* TASK STATEMENT
Go over the entries below line by line, copying each one that contains the word "Very".

* DATA TO PROCESS

________________

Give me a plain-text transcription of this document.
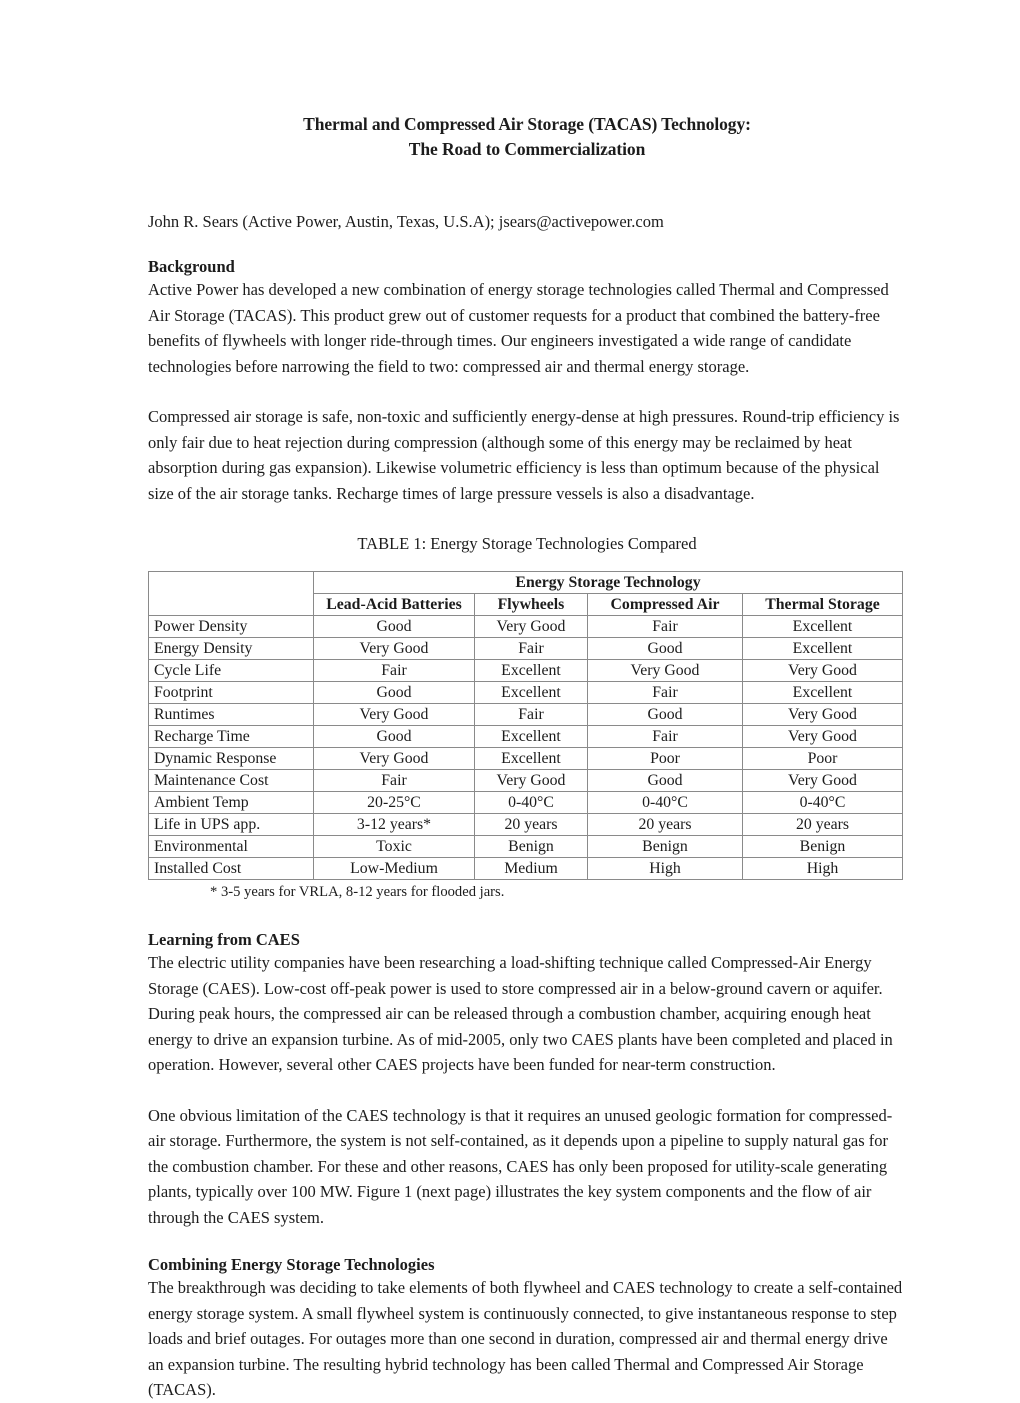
Thermal and Compressed Air Storage (TACAS) Technology:
The Road to Commercialization
John R. Sears (Active Power, Austin, Texas, U.S.A); jsears@activepower.com
Background

Active Power has developed a new combination of energy storage technologies called Thermal and Compressed Air Storage (TACAS). This product grew out of customer requests for a product that combined the battery-free benefits of flywheels with longer ride-through times. Our engineers investigated a wide range of candidate technologies before narrowing the field to two: compressed air and thermal energy storage.

Compressed air storage is safe, non-toxic and sufficiently energy-dense at high pressures. Round-trip efficiency is only fair due to heat rejection during compression (although some of this energy may be reclaimed by heat absorption during gas expansion). Likewise volumetric efficiency is less than optimum because of the physical size of the air storage tanks. Recharge times of large pressure vessels is also a disadvantage.

TABLE 1: Energy Storage Technologies Compared
	Energy Storage Technology			
	Lead-Acid Batteries	Flywheels	Compressed Air	Thermal Storage
Power Density	Good	Very Good	Fair	Excellent
Energy Density	Very Good	Fair	Good	Excellent
Cycle Life	Fair	Excellent	Very Good	Very Good
Footprint	Good	Excellent	Fair	Excellent
Runtimes	Very Good	Fair	Good	Very Good
Recharge Time	Good	Excellent	Fair	Very Good
Dynamic Response	Very Good	Excellent	Poor	Poor
Maintenance Cost	Fair	Very Good	Good	Very Good
Ambient Temp	20-25°C	0-40°C	0-40°C	0-40°C
Life in UPS app.	3-12 years*	20 years	20 years	20 years
Environmental	Toxic	Benign	Benign	Benign
Installed Cost	Low-Medium	Medium	High	High
* 3-5 years for VRLA, 8-12 years for flooded jars.
Learning from CAES

The electric utility companies have been researching a load-shifting technique called Compressed-Air Energy Storage (CAES). Low-cost off-peak power is used to store compressed air in a below-ground cavern or aquifer. During peak hours, the compressed air can be released through a combustion chamber, acquiring enough heat energy to drive an expansion turbine. As of mid-2005, only two CAES plants have been completed and placed in operation. However, several other CAES projects have been funded for near-term construction.

One obvious limitation of the CAES technology is that it requires an unused geologic formation for compressed-air storage. Furthermore, the system is not self-contained, as it depends upon a pipeline to supply natural gas for the combustion chamber. For these and other reasons, CAES has only been proposed for utility-scale generating plants, typically over 100 MW. Figure 1 (next page) illustrates the key system components and the flow of air through the CAES system.

Combining Energy Storage Technologies

The breakthrough was deciding to take elements of both flywheel and CAES technology to create a self-contained energy storage system. A small flywheel system is continuously connected, to give instantaneous response to step loads and brief outages. For outages more than one second in duration, compressed air and thermal energy drive an expansion turbine. The resulting hybrid technology has been called Thermal and Compressed Air Storage (TACAS).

________________

* WRITTEN ANSWER
Power Density	Good	Very Good	Fair	Excellent
Energy Density	Very Good	Fair	Good	Excellent
Cycle Life	Fair	Excellent	Very Good	Very Good
Runtimes	Very Good	Fair	Good	Very Good
Recharge Time	Good	Excellent	Fair	Very Good
Dynamic Response	Very Good	Excellent	Poor	Poor
Maintenance Cost	Fair	Very Good	Good	Very Good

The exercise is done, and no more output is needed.